What lines of the data include the string "Times"? Copy them all.

#### MATERIAL SUPPLIED:
-------
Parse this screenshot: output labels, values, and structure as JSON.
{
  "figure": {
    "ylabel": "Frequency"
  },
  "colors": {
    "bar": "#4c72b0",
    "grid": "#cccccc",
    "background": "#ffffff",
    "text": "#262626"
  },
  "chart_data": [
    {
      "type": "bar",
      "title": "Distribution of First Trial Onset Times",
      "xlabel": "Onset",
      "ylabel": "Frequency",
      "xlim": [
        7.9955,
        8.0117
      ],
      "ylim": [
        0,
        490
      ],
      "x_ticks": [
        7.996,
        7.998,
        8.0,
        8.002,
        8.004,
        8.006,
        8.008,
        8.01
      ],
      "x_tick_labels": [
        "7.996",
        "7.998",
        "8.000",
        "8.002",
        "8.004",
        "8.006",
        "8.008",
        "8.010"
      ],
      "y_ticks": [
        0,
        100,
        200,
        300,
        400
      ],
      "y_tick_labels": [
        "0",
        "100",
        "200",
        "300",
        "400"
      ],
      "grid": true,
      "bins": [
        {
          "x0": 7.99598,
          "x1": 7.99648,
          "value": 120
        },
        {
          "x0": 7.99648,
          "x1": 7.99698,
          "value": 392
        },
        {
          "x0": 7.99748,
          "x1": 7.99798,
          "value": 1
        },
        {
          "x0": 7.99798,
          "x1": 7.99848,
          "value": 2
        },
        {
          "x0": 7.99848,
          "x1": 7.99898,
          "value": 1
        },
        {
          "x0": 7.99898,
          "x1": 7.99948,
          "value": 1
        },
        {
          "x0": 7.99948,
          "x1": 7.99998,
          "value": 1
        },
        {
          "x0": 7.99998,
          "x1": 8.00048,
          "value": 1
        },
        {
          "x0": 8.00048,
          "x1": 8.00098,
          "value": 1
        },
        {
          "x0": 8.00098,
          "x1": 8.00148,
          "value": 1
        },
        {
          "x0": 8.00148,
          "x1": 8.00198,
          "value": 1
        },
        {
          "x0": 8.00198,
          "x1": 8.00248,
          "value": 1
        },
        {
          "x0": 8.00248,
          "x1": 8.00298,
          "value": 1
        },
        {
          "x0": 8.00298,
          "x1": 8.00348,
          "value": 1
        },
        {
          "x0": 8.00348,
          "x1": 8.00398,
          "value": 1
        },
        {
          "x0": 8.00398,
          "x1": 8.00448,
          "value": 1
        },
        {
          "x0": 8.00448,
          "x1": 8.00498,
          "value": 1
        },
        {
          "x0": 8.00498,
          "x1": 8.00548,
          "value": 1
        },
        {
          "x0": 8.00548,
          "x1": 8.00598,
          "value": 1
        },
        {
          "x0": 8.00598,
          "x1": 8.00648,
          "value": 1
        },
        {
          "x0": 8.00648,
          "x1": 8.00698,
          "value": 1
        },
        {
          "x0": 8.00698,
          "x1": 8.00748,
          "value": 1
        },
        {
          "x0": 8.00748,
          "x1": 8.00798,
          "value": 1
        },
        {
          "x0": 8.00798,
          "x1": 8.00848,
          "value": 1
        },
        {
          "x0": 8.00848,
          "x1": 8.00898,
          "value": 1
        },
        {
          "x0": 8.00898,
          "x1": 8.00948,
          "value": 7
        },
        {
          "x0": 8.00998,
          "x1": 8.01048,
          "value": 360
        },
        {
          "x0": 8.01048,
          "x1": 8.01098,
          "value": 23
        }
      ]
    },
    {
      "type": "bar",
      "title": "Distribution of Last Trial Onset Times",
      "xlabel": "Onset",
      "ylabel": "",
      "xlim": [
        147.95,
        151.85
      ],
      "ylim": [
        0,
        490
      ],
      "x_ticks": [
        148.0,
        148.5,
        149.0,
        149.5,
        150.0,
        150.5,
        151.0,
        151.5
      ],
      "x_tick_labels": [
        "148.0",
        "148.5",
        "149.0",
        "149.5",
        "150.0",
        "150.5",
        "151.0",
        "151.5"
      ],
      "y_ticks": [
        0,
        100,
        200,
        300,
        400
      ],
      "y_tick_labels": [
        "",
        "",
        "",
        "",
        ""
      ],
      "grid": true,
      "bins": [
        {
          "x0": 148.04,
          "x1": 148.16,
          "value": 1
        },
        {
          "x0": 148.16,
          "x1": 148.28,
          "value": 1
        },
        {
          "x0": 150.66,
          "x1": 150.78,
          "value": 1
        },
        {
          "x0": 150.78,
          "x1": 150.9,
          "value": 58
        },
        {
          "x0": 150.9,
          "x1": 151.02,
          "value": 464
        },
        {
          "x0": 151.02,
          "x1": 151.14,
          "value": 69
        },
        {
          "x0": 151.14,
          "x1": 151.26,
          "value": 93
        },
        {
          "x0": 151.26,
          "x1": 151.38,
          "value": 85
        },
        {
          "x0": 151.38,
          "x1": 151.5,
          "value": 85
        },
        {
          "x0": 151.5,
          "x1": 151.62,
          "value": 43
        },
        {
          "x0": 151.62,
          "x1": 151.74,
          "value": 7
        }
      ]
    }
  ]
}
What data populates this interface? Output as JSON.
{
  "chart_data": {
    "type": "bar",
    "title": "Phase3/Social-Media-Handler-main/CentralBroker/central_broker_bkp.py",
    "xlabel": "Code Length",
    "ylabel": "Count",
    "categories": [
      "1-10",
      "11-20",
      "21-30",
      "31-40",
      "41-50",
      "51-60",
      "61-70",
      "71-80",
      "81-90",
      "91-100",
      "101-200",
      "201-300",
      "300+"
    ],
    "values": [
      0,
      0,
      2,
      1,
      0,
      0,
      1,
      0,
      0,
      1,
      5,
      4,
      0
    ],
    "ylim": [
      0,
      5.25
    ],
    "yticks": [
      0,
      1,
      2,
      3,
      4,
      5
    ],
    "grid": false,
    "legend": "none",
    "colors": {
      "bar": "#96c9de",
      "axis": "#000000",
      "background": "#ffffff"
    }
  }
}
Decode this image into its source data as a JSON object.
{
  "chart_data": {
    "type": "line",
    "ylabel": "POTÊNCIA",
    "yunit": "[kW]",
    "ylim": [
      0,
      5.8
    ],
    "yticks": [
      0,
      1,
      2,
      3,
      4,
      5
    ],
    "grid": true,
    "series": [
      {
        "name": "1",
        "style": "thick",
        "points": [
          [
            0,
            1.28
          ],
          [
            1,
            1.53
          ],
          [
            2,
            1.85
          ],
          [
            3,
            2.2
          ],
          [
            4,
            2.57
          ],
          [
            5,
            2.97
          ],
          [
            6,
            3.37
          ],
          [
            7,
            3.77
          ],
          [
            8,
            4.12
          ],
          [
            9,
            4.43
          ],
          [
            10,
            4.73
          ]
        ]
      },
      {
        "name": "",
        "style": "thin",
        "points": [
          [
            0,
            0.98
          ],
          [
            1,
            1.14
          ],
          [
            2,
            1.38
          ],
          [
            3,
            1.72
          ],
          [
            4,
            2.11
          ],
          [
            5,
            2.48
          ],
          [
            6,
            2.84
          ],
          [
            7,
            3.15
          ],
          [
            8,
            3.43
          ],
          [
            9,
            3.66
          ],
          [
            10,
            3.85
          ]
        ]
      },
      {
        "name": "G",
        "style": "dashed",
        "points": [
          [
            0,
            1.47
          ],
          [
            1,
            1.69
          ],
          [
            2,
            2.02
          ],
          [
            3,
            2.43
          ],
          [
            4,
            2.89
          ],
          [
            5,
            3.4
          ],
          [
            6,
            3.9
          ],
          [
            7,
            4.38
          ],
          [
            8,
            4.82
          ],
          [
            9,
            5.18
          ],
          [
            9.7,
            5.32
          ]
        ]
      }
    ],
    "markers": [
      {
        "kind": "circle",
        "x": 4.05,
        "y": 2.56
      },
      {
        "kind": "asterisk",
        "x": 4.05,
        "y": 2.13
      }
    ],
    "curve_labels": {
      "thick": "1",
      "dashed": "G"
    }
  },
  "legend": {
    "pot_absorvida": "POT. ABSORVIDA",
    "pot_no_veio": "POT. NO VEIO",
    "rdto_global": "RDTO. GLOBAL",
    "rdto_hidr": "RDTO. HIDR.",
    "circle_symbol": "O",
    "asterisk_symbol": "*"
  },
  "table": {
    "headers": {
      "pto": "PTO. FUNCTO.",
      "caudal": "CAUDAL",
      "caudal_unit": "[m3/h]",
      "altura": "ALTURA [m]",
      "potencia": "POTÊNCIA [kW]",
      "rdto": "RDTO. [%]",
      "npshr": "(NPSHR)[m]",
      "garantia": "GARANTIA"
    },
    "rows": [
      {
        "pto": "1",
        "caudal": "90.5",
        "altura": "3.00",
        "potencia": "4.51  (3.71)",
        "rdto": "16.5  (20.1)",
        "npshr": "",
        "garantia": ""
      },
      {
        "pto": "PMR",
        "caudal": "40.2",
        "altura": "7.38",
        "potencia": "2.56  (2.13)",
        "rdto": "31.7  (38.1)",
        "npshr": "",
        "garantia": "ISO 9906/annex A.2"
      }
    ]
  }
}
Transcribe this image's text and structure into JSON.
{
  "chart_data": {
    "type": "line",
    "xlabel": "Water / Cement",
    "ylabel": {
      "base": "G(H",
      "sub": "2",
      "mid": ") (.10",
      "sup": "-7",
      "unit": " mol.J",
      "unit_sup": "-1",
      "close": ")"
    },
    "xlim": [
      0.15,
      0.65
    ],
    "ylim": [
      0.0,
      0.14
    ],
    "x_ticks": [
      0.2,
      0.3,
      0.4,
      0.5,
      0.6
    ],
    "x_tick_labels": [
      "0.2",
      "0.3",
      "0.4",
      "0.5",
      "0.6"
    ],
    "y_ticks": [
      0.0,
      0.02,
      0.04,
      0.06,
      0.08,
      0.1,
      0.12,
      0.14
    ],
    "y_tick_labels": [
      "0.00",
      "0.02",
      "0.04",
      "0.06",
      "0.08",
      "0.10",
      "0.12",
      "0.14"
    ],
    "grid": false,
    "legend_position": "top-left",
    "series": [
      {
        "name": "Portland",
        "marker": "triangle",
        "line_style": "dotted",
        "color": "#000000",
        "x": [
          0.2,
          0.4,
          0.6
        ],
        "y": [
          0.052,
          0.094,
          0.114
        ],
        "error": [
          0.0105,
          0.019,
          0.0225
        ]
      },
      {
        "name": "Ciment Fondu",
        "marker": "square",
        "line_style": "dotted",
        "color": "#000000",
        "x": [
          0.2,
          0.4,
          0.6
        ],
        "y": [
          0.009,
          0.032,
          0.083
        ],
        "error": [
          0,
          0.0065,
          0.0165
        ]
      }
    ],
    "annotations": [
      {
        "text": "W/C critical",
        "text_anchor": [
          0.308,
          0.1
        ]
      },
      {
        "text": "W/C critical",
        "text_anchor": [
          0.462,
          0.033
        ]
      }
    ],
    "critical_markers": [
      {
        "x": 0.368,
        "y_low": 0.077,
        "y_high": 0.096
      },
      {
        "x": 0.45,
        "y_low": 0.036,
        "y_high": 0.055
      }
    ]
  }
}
-------
#### SOLUTION BELOW:
      "title": "Distribution of First Trial Onset Times",
      "title": "Distribution of Last Trial Onset Times",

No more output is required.